## begin Data rows
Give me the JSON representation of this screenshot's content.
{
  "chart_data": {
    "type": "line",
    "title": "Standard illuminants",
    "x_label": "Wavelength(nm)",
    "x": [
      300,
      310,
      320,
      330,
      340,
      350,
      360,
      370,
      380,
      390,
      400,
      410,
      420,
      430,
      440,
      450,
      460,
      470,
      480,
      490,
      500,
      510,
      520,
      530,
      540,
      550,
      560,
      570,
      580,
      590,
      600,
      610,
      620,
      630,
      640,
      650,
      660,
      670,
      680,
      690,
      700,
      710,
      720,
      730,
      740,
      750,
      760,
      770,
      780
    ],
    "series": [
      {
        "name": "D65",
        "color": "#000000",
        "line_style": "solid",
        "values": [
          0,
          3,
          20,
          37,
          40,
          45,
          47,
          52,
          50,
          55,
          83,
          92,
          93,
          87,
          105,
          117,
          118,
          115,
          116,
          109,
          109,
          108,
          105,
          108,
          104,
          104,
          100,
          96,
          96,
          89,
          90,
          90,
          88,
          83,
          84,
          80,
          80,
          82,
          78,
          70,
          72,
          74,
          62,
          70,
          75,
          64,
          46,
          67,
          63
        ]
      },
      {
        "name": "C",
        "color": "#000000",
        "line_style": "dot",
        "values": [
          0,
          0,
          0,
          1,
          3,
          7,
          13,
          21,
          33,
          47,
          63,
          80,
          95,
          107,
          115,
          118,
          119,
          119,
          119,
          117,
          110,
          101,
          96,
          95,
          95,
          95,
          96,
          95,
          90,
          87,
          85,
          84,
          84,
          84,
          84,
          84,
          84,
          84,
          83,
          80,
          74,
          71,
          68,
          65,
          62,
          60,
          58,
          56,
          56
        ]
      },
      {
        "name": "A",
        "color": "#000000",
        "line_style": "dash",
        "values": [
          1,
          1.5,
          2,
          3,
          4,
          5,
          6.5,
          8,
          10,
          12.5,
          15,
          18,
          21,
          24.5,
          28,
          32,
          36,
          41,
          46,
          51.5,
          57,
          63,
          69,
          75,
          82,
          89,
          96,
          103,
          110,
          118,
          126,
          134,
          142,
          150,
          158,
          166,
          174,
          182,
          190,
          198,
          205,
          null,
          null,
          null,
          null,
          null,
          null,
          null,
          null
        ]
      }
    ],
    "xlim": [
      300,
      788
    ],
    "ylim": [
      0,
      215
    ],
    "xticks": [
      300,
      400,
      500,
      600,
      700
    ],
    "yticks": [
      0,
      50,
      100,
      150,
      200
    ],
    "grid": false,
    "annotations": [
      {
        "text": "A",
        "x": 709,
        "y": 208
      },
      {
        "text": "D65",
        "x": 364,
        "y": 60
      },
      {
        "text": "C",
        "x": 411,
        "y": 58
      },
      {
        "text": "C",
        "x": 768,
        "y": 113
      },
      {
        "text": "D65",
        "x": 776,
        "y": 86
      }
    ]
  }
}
## end Data rows
Written instruction.
Return the listing above in its exact form.

Finished answer.
Give me the JSON representation of this screenshot's content.
{
  "chart_data": {
    "type": "line",
    "title": "Standard illuminants",
    "x_label": "Wavelength(nm)",
    "x": [
      300,
      310,
      320,
      330,
      340,
      350,
      360,
      370,
      380,
      390,
      400,
      410,
      420,
      430,
      440,
      450,
      460,
      470,
      480,
      490,
      500,
      510,
      520,
      530,
      540,
      550,
      560,
      570,
      580,
      590,
      600,
      610,
      620,
      630,
      640,
      650,
      660,
      670,
      680,
      690,
      700,
      710,
      720,
      730,
      740,
      750,
      760,
      770,
      780
    ],
    "series": [
      {
        "name": "D65",
        "color": "#000000",
        "line_style": "solid",
        "values": [
          0,
          3,
          20,
          37,
          40,
          45,
          47,
          52,
          50,
          55,
          83,
          92,
          93,
          87,
          105,
          117,
          118,
          115,
          116,
          109,
          109,
          108,
          105,
          108,
          104,
          104,
          100,
          96,
          96,
          89,
          90,
          90,
          88,
          83,
          84,
          80,
          80,
          82,
          78,
          70,
          72,
          74,
          62,
          70,
          75,
          64,
          46,
          67,
          63
        ]
      },
      {
        "name": "C",
        "color": "#000000",
        "line_style": "dot",
        "values": [
          0,
          0,
          0,
          1,
          3,
          7,
          13,
          21,
          33,
          47,
          63,
          80,
          95,
          107,
          115,
          118,
          119,
          119,
          119,
          117,
          110,
          101,
          96,
          95,
          95,
          95,
          96,
          95,
          90,
          87,
          85,
          84,
          84,
          84,
          84,
          84,
          84,
          84,
          83,
          80,
          74,
          71,
          68,
          65,
          62,
          60,
          58,
          56,
          56
        ]
      },
      {
        "name": "A",
        "color": "#000000",
        "line_style": "dash",
        "values": [
          1,
          1.5,
          2,
          3,
          4,
          5,
          6.5,
          8,
          10,
          12.5,
          15,
          18,
          21,
          24.5,
          28,
          32,
          36,
          41,
          46,
          51.5,
          57,
          63,
          69,
          75,
          82,
          89,
          96,
          103,
          110,
          118,
          126,
          134,
          142,
          150,
          158,
          166,
          174,
          182,
          190,
          198,
          205,
          null,
          null,
          null,
          null,
          null,
          null,
          null,
          null
        ]
      }
    ],
    "xlim": [
      300,
      788
    ],
    "ylim": [
      0,
      215
    ],
    "xticks": [
      300,
      400,
      500,
      600,
      700
    ],
    "yticks": [
      0,
      50,
      100,
      150,
      200
    ],
    "grid": false,
    "annotations": [
      {
        "text": "A",
        "x": 709,
        "y": 208
      },
      {
        "text": "D65",
        "x": 364,
        "y": 60
      },
      {
        "text": "C",
        "x": 411,
        "y": 58
      },
      {
        "text": "C",
        "x": 768,
        "y": 113
      },
      {
        "text": "D65",
        "x": 776,
        "y": 86
      }
    ]
  }
}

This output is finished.